▸ Materials provided
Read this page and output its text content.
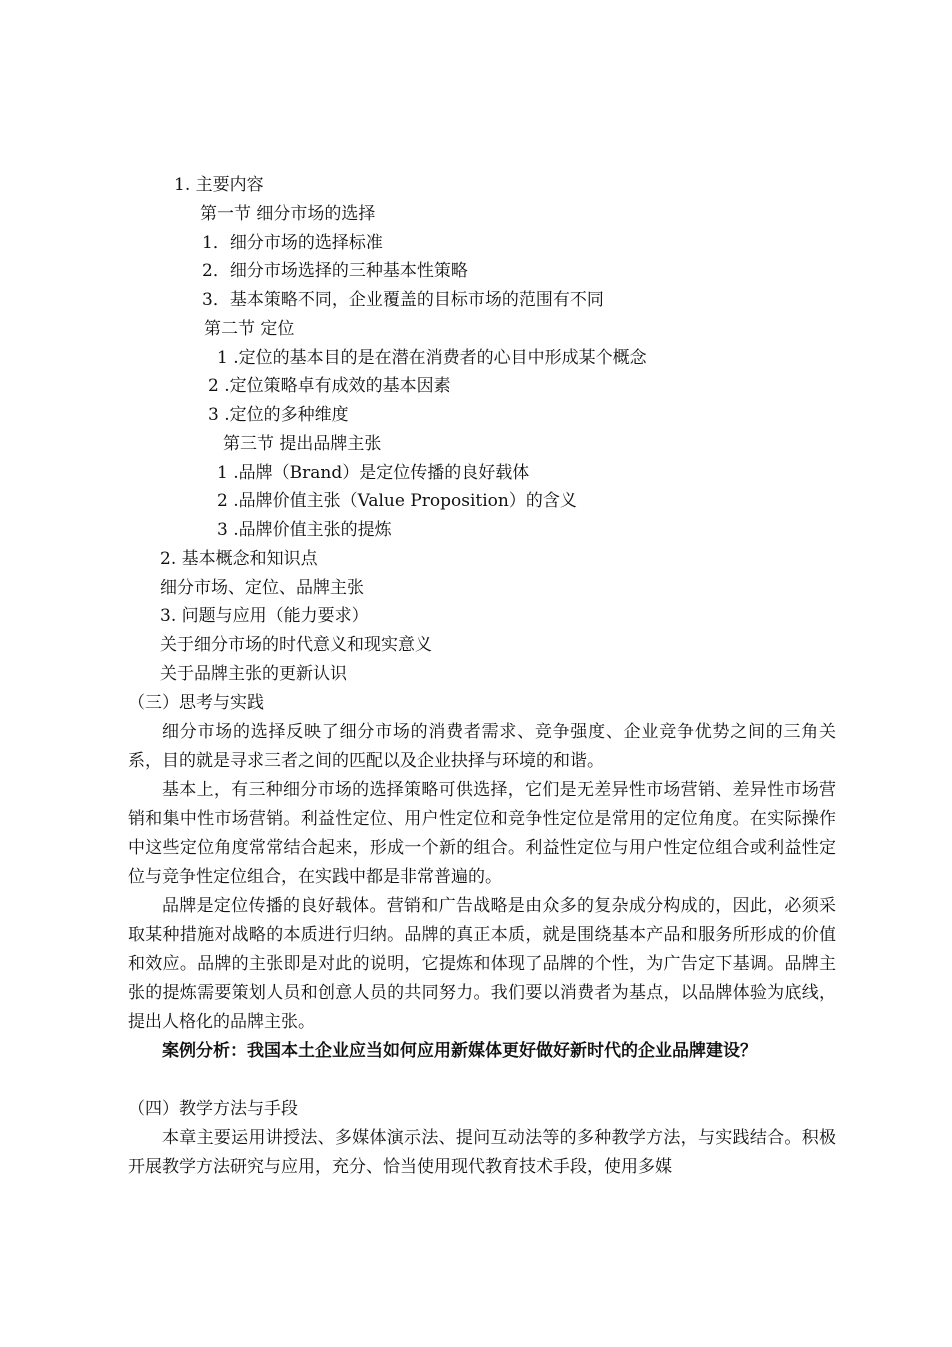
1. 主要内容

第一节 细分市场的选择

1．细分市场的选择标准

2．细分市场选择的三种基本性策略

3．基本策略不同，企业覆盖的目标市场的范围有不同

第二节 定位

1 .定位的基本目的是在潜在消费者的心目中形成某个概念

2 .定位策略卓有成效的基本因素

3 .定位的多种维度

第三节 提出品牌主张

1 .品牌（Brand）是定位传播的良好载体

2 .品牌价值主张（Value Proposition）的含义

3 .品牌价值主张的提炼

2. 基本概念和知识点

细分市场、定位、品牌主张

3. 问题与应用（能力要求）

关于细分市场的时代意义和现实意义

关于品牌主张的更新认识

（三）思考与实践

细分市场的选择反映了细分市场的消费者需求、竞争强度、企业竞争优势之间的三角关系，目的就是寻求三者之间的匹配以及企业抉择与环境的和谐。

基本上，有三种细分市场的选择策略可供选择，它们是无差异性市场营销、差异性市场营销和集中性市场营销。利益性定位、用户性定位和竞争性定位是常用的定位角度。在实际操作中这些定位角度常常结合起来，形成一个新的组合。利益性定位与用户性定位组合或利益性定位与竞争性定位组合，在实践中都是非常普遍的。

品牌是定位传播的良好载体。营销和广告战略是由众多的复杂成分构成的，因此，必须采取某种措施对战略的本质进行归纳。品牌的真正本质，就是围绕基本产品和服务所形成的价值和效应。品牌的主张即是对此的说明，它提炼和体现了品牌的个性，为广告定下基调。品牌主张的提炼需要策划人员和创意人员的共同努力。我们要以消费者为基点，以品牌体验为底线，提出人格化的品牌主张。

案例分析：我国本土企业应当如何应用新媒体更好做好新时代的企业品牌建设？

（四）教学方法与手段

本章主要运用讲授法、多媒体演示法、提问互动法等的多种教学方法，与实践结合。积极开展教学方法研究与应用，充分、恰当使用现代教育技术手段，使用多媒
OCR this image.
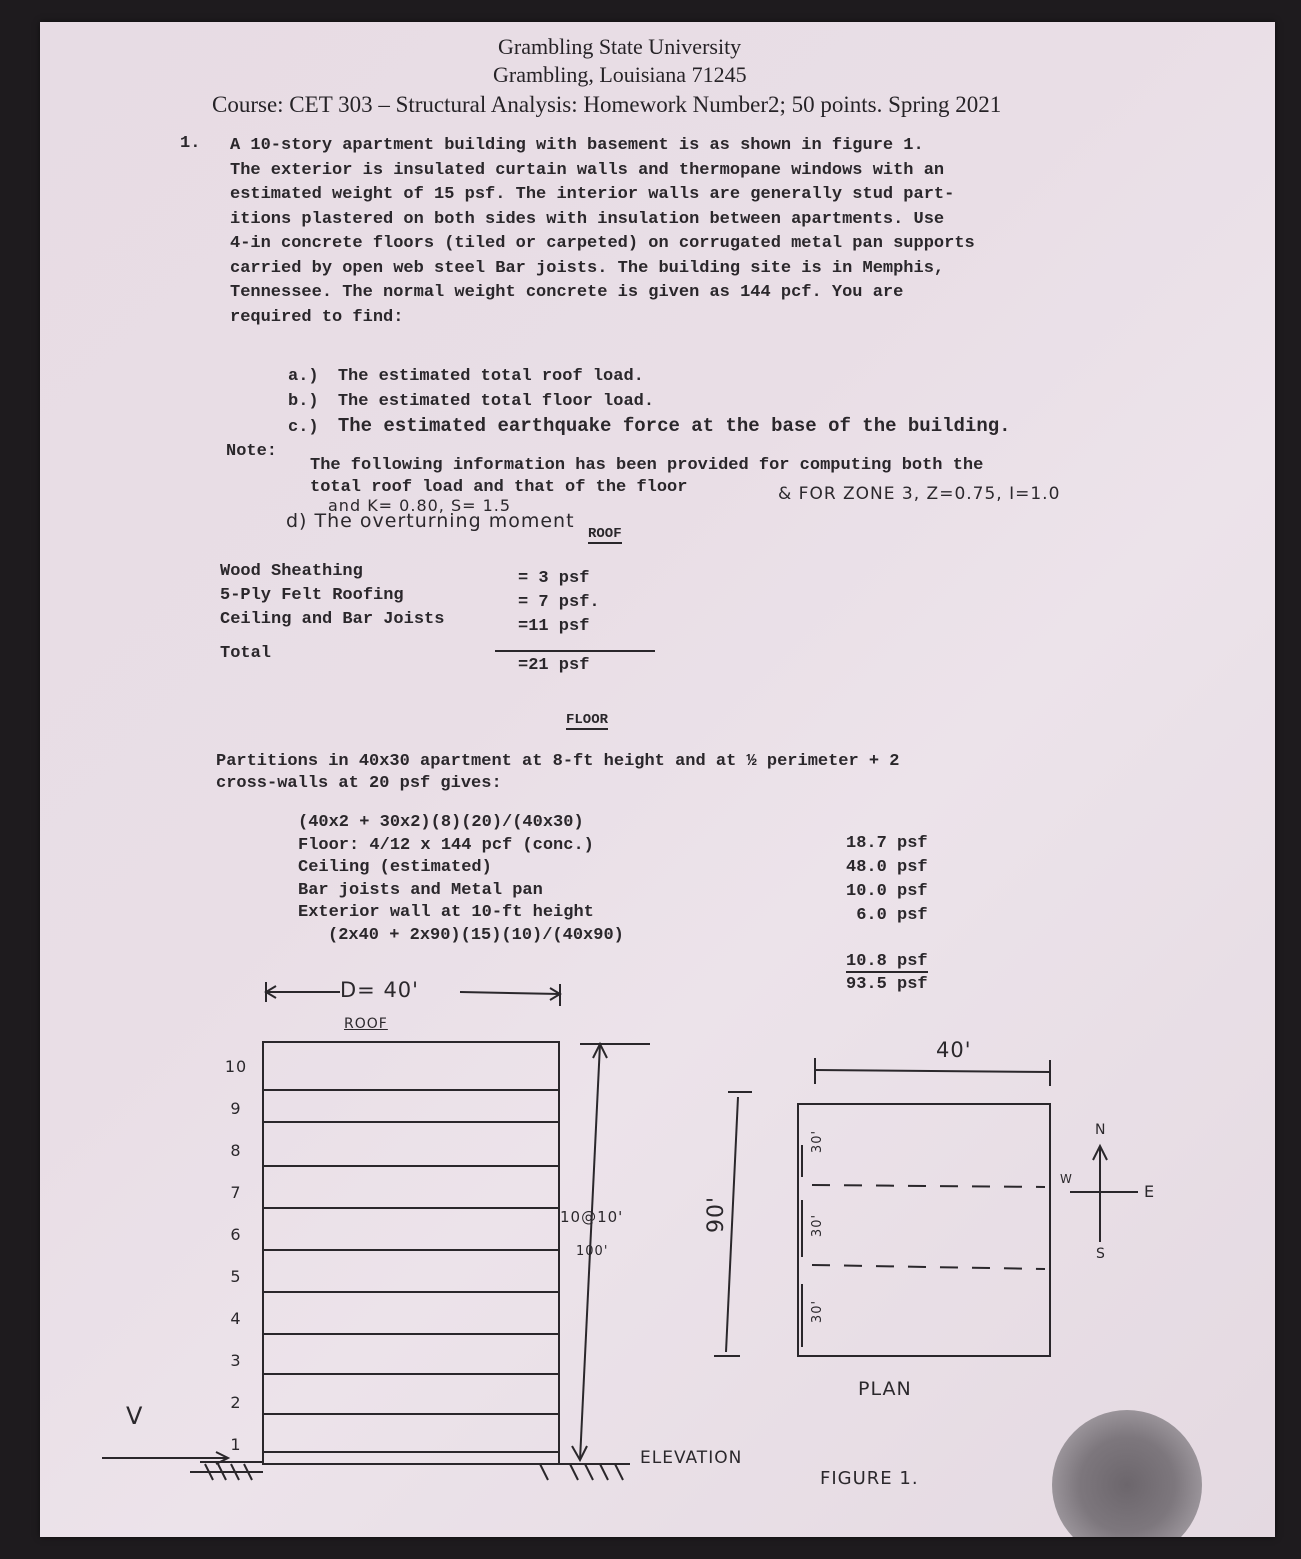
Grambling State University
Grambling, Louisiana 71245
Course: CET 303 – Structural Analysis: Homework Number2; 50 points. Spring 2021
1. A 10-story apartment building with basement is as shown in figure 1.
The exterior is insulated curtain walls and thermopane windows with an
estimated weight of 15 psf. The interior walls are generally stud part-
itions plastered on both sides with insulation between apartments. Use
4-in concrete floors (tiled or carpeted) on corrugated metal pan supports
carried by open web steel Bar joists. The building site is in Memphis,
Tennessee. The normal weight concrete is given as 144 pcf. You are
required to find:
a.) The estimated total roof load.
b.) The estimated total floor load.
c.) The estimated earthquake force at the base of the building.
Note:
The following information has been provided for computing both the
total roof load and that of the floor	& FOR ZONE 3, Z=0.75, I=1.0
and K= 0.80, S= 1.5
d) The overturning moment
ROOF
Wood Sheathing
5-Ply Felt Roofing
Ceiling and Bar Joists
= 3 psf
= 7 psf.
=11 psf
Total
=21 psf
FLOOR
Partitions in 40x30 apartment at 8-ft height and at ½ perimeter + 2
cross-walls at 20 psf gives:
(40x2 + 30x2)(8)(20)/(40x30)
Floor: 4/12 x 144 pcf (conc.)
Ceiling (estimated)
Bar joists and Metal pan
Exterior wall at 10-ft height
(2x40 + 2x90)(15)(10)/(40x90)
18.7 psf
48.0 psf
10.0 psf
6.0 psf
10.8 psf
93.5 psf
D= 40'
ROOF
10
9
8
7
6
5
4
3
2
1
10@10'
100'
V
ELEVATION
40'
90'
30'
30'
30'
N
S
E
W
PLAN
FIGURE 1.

▸ Task directions
Reproduce the whole listing exactly, but not the images in it.

▸ Problem solution
Read this page and output its text content.
1. 主要内容

第一节 细分市场的选择

1．细分市场的选择标准

2．细分市场选择的三种基本性策略

3．基本策略不同，企业覆盖的目标市场的范围有不同

第二节 定位

1 .定位的基本目的是在潜在消费者的心目中形成某个概念

2 .定位策略卓有成效的基本因素

3 .定位的多种维度

第三节 提出品牌主张

1 .品牌（Brand）是定位传播的良好载体

2 .品牌价值主张（Value Proposition）的含义

3 .品牌价值主张的提炼

2. 基本概念和知识点

细分市场、定位、品牌主张

3. 问题与应用（能力要求）

关于细分市场的时代意义和现实意义

关于品牌主张的更新认识

（三）思考与实践

细分市场的选择反映了细分市场的消费者需求、竞争强度、企业竞争优势之间的三角关系，目的就是寻求三者之间的匹配以及企业抉择与环境的和谐。

基本上，有三种细分市场的选择策略可供选择，它们是无差异性市场营销、差异性市场营销和集中性市场营销。利益性定位、用户性定位和竞争性定位是常用的定位角度。在实际操作中这些定位角度常常结合起来，形成一个新的组合。利益性定位与用户性定位组合或利益性定位与竞争性定位组合，在实践中都是非常普遍的。

品牌是定位传播的良好载体。营销和广告战略是由众多的复杂成分构成的，因此，必须采取某种措施对战略的本质进行归纳。品牌的真正本质，就是围绕基本产品和服务所形成的价值和效应。品牌的主张即是对此的说明，它提炼和体现了品牌的个性，为广告定下基调。品牌主张的提炼需要策划人员和创意人员的共同努力。我们要以消费者为基点，以品牌体验为底线，提出人格化的品牌主张。

案例分析：我国本土企业应当如何应用新媒体更好做好新时代的企业品牌建设？

（四）教学方法与手段

本章主要运用讲授法、多媒体演示法、提问互动法等的多种教学方法，与实践结合。积极开展教学方法研究与应用，充分、恰当使用现代教育技术手段，使用多媒
OCR this image.
Grambling State University
Grambling, Louisiana 71245
Course: CET 303 – Structural Analysis: Homework Number2; 50 points. Spring 2021
1. A 10-story apartment building with basement is as shown in figure 1.
The exterior is insulated curtain walls and thermopane windows with an
estimated weight of 15 psf. The interior walls are generally stud part-
itions plastered on both sides with insulation between apartments. Use
4-in concrete floors (tiled or carpeted) on corrugated metal pan supports
carried by open web steel Bar joists. The building site is in Memphis,
Tennessee. The normal weight concrete is given as 144 pcf. You are
required to find:
a.) The estimated total roof load.
b.) The estimated total floor load.
c.) The estimated earthquake force at the base of the building.
Note:
The following information has been provided for computing both the
total roof load and that of the floor	& FOR ZONE 3, Z=0.75, I=1.0
and K= 0.80, S= 1.5
d) The overturning moment
ROOF
Wood Sheathing
5-Ply Felt Roofing
Ceiling and Bar Joists
= 3 psf
= 7 psf.
=11 psf
Total
=21 psf
FLOOR
Partitions in 40x30 apartment at 8-ft height and at ½ perimeter + 2
cross-walls at 20 psf gives:
(40x2 + 30x2)(8)(20)/(40x30)
Floor: 4/12 x 144 pcf (conc.)
Ceiling (estimated)
Bar joists and Metal pan
Exterior wall at 10-ft height
(2x40 + 2x90)(15)(10)/(40x90)
18.7 psf
48.0 psf
10.0 psf
6.0 psf
10.8 psf
93.5 psf
D= 40'
ROOF
10
9
8
7
6
5
4
3
2
1
10@10'
100'
V
ELEVATION
40'
90'
30'
30'
30'
N
S
E
W
PLAN
FIGURE 1.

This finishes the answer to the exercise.